Records from a collection
_ _ _

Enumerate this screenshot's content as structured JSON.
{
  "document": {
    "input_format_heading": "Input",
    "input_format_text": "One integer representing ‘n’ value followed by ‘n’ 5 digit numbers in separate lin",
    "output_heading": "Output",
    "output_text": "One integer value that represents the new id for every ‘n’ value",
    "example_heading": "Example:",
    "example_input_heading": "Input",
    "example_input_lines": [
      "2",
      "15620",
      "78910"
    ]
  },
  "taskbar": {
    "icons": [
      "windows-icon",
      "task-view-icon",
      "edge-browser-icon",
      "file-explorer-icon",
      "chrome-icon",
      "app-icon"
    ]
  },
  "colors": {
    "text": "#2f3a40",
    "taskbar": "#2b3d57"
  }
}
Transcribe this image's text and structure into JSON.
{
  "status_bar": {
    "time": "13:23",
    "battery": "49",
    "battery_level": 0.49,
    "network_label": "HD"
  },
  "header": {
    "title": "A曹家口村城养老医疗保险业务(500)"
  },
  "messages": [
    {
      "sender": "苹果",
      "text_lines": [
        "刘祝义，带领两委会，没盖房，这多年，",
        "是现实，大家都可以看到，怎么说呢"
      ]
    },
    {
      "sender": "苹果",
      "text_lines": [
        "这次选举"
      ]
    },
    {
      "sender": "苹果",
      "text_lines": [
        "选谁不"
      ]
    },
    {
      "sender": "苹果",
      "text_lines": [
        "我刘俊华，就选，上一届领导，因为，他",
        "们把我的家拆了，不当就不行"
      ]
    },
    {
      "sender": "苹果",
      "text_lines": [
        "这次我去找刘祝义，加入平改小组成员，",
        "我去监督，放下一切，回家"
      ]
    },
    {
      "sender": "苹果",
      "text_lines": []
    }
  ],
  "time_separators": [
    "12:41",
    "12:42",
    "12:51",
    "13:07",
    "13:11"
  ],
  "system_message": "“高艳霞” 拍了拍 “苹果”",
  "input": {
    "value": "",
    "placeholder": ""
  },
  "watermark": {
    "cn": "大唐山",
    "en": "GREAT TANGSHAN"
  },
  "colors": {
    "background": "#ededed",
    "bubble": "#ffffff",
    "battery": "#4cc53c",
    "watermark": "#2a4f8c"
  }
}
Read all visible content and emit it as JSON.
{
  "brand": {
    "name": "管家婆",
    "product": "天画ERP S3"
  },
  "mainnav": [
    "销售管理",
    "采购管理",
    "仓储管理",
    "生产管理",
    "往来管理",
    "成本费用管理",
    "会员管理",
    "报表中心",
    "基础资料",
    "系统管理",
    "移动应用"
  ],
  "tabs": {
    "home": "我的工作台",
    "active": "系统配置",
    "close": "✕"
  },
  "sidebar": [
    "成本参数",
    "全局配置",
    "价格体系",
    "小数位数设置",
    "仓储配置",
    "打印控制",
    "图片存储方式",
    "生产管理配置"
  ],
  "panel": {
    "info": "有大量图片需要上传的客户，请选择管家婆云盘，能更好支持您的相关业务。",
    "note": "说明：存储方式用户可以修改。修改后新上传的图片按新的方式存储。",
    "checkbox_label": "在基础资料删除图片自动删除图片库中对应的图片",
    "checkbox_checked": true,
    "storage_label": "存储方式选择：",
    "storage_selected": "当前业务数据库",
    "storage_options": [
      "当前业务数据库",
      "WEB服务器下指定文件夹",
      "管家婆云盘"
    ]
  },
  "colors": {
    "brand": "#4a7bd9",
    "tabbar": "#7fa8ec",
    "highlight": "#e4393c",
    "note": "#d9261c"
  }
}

_ _ _

Pick out and copy the lines of the entries that hold the string "note".

Final result ->
    "note": "说明：存储方式用户可以修改。修改后新上传的图片按新的方式存储。",
    "note": "#d9261c"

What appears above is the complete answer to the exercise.